** start THE INPUT **
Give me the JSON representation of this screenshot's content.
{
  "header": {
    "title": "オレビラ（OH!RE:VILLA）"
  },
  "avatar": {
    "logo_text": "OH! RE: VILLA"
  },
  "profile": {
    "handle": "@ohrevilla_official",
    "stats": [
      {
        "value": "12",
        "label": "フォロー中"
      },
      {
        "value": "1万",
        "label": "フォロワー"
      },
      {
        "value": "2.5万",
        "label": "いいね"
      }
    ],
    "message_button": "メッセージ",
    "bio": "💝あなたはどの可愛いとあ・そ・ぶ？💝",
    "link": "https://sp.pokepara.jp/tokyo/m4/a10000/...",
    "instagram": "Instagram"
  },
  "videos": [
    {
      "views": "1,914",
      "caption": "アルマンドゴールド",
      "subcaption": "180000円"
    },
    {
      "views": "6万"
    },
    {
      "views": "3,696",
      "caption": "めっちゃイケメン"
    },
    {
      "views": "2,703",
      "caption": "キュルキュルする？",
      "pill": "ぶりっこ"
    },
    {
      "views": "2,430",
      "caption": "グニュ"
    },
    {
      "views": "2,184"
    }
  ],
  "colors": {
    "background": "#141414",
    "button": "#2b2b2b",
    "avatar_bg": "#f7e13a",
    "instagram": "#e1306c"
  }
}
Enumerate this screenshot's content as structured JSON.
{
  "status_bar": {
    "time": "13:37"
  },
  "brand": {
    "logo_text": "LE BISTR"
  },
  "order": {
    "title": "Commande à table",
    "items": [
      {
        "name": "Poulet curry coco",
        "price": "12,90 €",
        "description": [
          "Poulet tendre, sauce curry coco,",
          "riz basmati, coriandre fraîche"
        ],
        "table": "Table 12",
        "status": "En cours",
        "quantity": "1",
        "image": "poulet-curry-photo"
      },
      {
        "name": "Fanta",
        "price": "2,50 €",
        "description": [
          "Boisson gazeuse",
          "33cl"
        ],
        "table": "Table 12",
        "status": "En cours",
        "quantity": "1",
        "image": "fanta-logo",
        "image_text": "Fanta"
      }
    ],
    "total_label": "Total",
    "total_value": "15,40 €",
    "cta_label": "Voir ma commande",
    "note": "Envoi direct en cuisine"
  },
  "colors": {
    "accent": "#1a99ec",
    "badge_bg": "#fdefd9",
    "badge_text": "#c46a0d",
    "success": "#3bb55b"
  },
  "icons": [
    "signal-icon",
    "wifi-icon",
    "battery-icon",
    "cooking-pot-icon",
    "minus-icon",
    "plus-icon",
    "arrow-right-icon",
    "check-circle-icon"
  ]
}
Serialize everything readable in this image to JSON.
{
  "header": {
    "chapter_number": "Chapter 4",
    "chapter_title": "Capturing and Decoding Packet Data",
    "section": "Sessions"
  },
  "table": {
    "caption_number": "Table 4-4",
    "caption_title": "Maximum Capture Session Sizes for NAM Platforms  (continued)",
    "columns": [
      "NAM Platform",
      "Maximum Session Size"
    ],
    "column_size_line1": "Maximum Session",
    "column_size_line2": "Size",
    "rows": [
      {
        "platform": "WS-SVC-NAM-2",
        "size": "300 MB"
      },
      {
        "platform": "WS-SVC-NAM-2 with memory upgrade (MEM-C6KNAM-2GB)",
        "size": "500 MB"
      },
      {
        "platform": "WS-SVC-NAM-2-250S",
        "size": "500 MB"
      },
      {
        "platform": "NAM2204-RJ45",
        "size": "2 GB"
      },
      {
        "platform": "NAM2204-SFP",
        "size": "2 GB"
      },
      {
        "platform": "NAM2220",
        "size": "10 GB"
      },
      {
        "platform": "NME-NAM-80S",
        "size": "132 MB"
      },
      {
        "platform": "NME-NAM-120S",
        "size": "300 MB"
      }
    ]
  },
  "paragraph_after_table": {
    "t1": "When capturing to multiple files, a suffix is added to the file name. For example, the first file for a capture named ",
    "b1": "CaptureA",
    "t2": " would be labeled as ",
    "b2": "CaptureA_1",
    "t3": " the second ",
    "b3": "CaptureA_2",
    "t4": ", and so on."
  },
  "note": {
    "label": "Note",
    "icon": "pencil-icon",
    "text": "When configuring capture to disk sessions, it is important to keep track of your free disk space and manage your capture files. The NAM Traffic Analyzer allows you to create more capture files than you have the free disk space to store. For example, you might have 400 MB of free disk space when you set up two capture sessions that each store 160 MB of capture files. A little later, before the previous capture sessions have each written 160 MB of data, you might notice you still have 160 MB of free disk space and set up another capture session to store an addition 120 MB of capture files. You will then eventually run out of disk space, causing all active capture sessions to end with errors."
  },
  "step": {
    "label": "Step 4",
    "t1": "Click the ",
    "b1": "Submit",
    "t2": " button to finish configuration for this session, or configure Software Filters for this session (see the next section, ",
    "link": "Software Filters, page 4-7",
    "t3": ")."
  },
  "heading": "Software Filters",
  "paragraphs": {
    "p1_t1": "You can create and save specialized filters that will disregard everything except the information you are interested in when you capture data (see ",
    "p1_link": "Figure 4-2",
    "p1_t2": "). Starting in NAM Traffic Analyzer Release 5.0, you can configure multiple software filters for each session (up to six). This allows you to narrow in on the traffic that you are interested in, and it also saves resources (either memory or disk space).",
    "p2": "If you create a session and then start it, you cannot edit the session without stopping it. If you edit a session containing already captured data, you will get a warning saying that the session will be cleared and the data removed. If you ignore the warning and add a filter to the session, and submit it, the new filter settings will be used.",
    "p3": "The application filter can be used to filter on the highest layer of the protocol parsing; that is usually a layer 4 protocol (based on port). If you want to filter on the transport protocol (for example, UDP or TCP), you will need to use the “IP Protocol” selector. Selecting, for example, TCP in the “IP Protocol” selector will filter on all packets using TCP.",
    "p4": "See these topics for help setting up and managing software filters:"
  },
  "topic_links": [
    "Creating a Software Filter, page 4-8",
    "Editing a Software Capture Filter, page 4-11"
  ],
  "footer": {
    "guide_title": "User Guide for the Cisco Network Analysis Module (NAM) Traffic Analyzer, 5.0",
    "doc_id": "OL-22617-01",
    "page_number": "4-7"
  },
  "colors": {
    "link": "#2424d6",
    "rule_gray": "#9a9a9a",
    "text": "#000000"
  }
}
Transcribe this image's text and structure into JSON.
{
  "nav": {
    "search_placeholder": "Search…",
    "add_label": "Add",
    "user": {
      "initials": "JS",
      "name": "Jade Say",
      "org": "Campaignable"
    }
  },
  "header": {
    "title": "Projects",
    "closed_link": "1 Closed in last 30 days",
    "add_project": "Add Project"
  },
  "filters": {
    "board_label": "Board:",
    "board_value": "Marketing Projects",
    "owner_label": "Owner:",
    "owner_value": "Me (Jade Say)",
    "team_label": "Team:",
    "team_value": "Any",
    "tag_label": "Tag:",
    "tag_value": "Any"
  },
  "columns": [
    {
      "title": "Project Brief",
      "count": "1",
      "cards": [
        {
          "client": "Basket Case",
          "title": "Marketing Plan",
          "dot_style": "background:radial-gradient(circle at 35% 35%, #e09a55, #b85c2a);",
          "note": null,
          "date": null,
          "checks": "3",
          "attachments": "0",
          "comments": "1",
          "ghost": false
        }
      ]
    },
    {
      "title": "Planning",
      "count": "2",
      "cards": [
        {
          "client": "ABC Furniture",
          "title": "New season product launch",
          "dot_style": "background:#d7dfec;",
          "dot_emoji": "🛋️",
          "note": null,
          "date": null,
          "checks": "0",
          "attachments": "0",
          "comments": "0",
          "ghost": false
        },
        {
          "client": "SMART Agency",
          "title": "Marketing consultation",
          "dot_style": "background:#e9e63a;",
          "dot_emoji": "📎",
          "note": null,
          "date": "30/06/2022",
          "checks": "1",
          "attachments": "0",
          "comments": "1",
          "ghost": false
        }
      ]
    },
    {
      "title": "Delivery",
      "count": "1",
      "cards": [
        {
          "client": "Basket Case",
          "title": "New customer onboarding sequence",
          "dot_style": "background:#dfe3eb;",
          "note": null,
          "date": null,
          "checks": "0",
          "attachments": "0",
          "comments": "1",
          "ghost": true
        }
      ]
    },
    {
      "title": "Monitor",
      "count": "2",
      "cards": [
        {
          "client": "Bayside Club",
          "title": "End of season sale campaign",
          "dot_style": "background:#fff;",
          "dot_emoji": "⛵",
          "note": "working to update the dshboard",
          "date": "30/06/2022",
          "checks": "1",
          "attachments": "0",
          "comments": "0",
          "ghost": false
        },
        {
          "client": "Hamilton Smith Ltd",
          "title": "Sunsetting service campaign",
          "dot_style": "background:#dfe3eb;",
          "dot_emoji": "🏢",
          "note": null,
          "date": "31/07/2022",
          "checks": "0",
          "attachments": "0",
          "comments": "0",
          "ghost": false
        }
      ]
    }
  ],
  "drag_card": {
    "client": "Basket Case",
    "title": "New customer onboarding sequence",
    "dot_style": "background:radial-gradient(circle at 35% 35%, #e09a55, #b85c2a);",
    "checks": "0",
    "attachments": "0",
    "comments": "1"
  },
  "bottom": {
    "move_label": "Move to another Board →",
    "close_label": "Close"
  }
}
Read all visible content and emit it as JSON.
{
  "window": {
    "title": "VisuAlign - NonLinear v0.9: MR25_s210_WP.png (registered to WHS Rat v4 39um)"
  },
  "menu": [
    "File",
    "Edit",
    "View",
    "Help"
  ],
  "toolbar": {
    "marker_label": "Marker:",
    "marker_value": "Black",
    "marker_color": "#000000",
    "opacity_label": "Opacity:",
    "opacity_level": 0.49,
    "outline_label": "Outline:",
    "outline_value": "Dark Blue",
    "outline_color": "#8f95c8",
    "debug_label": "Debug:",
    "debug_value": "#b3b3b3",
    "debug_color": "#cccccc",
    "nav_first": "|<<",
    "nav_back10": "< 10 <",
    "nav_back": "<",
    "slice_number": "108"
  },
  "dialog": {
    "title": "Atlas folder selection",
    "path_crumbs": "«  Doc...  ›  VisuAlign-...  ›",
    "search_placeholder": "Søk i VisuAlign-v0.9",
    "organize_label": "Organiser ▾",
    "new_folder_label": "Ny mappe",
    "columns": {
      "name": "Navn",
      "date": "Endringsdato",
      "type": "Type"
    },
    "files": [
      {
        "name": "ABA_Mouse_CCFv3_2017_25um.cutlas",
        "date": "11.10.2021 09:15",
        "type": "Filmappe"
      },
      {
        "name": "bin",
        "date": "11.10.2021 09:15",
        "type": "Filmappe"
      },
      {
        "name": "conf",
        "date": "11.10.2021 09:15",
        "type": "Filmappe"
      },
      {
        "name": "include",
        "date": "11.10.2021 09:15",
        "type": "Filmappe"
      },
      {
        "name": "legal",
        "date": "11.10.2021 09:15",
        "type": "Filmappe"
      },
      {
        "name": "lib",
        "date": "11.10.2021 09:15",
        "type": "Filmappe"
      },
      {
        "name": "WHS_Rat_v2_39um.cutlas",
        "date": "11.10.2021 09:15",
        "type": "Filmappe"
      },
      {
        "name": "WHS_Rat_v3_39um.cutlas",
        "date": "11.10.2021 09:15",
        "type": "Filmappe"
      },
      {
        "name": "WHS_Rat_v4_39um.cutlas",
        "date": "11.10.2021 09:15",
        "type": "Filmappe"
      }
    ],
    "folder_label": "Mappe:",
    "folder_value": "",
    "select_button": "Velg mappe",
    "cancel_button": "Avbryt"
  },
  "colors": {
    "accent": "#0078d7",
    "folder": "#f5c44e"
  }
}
** end THE INPUT **
▶ **EXERCISE DETAILS**
Each line that holds the string "content" counts once; give the total and nothing else.

▶ **TASK SOLUTION**
3